> [Your instructions] Retype the listing that follows, word for word.

═════ Listing

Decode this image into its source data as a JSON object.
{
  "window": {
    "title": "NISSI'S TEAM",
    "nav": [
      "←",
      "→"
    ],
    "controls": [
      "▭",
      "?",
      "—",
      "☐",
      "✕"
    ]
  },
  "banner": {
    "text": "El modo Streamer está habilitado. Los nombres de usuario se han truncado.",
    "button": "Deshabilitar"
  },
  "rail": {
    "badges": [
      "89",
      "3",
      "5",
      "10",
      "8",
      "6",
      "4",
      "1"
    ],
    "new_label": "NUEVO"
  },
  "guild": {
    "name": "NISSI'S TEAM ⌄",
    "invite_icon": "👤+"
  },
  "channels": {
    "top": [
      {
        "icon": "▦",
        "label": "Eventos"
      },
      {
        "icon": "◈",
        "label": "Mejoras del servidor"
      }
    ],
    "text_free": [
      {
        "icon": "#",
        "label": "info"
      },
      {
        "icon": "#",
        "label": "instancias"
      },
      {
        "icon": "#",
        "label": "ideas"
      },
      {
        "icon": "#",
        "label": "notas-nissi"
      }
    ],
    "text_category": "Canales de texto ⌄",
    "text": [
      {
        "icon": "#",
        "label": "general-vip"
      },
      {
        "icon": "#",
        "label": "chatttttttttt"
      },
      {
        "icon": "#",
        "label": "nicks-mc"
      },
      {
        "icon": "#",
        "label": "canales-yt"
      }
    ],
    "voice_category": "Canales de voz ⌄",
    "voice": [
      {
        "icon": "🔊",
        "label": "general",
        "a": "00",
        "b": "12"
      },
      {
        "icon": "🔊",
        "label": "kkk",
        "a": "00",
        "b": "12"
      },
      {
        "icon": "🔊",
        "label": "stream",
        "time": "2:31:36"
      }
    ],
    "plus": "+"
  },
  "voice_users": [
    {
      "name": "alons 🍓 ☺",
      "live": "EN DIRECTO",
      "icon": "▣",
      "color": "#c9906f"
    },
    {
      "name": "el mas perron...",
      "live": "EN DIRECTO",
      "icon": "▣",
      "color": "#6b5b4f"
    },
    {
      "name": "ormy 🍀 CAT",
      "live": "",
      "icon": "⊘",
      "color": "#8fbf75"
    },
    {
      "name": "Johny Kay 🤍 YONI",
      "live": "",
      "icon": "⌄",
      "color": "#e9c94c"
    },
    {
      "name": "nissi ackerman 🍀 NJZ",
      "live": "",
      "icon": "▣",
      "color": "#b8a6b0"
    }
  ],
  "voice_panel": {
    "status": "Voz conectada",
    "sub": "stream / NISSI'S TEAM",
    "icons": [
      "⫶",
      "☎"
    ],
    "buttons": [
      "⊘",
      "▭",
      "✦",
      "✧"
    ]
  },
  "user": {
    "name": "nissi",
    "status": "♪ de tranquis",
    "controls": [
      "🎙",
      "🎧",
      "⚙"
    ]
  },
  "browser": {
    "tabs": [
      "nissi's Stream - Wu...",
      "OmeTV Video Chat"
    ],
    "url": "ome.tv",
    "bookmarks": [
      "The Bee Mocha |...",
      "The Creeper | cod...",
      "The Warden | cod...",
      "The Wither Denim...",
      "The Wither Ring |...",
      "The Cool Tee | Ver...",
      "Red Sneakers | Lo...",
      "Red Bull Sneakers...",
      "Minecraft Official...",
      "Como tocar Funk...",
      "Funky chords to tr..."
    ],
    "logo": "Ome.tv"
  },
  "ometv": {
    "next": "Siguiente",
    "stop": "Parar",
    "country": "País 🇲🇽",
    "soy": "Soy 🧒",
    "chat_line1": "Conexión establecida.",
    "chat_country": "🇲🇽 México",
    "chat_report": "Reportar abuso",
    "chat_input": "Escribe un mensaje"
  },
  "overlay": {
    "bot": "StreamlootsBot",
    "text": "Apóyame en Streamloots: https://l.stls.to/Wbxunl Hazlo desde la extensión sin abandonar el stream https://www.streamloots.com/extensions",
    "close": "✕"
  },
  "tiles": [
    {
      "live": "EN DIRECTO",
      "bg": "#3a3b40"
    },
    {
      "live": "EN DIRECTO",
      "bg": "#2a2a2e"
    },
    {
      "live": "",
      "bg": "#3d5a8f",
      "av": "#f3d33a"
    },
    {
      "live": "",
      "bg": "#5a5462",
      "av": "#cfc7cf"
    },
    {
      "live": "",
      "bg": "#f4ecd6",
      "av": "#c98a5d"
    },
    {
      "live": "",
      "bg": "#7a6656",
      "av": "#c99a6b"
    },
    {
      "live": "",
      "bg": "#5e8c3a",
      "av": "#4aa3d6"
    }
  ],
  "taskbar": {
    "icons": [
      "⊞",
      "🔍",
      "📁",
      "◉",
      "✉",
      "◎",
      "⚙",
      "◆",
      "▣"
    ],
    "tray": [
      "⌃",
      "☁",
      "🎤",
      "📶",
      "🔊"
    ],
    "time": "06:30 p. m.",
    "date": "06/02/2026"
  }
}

══════════

> [Correct output]
Decode this image into its source data as a JSON object.
{
  "window": {
    "title": "NISSI'S TEAM",
    "nav": [
      "←",
      "→"
    ],
    "controls": [
      "▭",
      "?",
      "—",
      "☐",
      "✕"
    ]
  },
  "banner": {
    "text": "El modo Streamer está habilitado. Los nombres de usuario se han truncado.",
    "button": "Deshabilitar"
  },
  "rail": {
    "badges": [
      "89",
      "3",
      "5",
      "10",
      "8",
      "6",
      "4",
      "1"
    ],
    "new_label": "NUEVO"
  },
  "guild": {
    "name": "NISSI'S TEAM ⌄",
    "invite_icon": "👤+"
  },
  "channels": {
    "top": [
      {
        "icon": "▦",
        "label": "Eventos"
      },
      {
        "icon": "◈",
        "label": "Mejoras del servidor"
      }
    ],
    "text_free": [
      {
        "icon": "#",
        "label": "info"
      },
      {
        "icon": "#",
        "label": "instancias"
      },
      {
        "icon": "#",
        "label": "ideas"
      },
      {
        "icon": "#",
        "label": "notas-nissi"
      }
    ],
    "text_category": "Canales de texto ⌄",
    "text": [
      {
        "icon": "#",
        "label": "general-vip"
      },
      {
        "icon": "#",
        "label": "chatttttttttt"
      },
      {
        "icon": "#",
        "label": "nicks-mc"
      },
      {
        "icon": "#",
        "label": "canales-yt"
      }
    ],
    "voice_category": "Canales de voz ⌄",
    "voice": [
      {
        "icon": "🔊",
        "label": "general",
        "a": "00",
        "b": "12"
      },
      {
        "icon": "🔊",
        "label": "kkk",
        "a": "00",
        "b": "12"
      },
      {
        "icon": "🔊",
        "label": "stream",
        "time": "2:31:36"
      }
    ],
    "plus": "+"
  },
  "voice_users": [
    {
      "name": "alons 🍓 ☺",
      "live": "EN DIRECTO",
      "icon": "▣",
      "color": "#c9906f"
    },
    {
      "name": "el mas perron...",
      "live": "EN DIRECTO",
      "icon": "▣",
      "color": "#6b5b4f"
    },
    {
      "name": "ormy 🍀 CAT",
      "live": "",
      "icon": "⊘",
      "color": "#8fbf75"
    },
    {
      "name": "Johny Kay 🤍 YONI",
      "live": "",
      "icon": "⌄",
      "color": "#e9c94c"
    },
    {
      "name": "nissi ackerman 🍀 NJZ",
      "live": "",
      "icon": "▣",
      "color": "#b8a6b0"
    }
  ],
  "voice_panel": {
    "status": "Voz conectada",
    "sub": "stream / NISSI'S TEAM",
    "icons": [
      "⫶",
      "☎"
    ],
    "buttons": [
      "⊘",
      "▭",
      "✦",
      "✧"
    ]
  },
  "user": {
    "name": "nissi",
    "status": "♪ de tranquis",
    "controls": [
      "🎙",
      "🎧",
      "⚙"
    ]
  },
  "browser": {
    "tabs": [
      "nissi's Stream - Wu...",
      "OmeTV Video Chat"
    ],
    "url": "ome.tv",
    "bookmarks": [
      "The Bee Mocha |...",
      "The Creeper | cod...",
      "The Warden | cod...",
      "The Wither Denim...",
      "The Wither Ring |...",
      "The Cool Tee | Ver...",
      "Red Sneakers | Lo...",
      "Red Bull Sneakers...",
      "Minecraft Official...",
      "Como tocar Funk...",
      "Funky chords to tr..."
    ],
    "logo": "Ome.tv"
  },
  "ometv": {
    "next": "Siguiente",
    "stop": "Parar",
    "country": "País 🇲🇽",
    "soy": "Soy 🧒",
    "chat_line1": "Conexión establecida.",
    "chat_country": "🇲🇽 México",
    "chat_report": "Reportar abuso",
    "chat_input": "Escribe un mensaje"
  },
  "overlay": {
    "bot": "StreamlootsBot",
    "text": "Apóyame en Streamloots: https://l.stls.to/Wbxunl Hazlo desde la extensión sin abandonar el stream https://www.streamloots.com/extensions",
    "close": "✕"
  },
  "tiles": [
    {
      "live": "EN DIRECTO",
      "bg": "#3a3b40"
    },
    {
      "live": "EN DIRECTO",
      "bg": "#2a2a2e"
    },
    {
      "live": "",
      "bg": "#3d5a8f",
      "av": "#f3d33a"
    },
    {
      "live": "",
      "bg": "#5a5462",
      "av": "#cfc7cf"
    },
    {
      "live": "",
      "bg": "#f4ecd6",
      "av": "#c98a5d"
    },
    {
      "live": "",
      "bg": "#7a6656",
      "av": "#c99a6b"
    },
    {
      "live": "",
      "bg": "#5e8c3a",
      "av": "#4aa3d6"
    }
  ],
  "taskbar": {
    "icons": [
      "⊞",
      "🔍",
      "📁",
      "◉",
      "✉",
      "◎",
      "⚙",
      "◆",
      "▣"
    ],
    "tray": [
      "⌃",
      "☁",
      "🎤",
      "📶",
      "🔊"
    ],
    "time": "06:30 p. m.",
    "date": "06/02/2026"
  }
}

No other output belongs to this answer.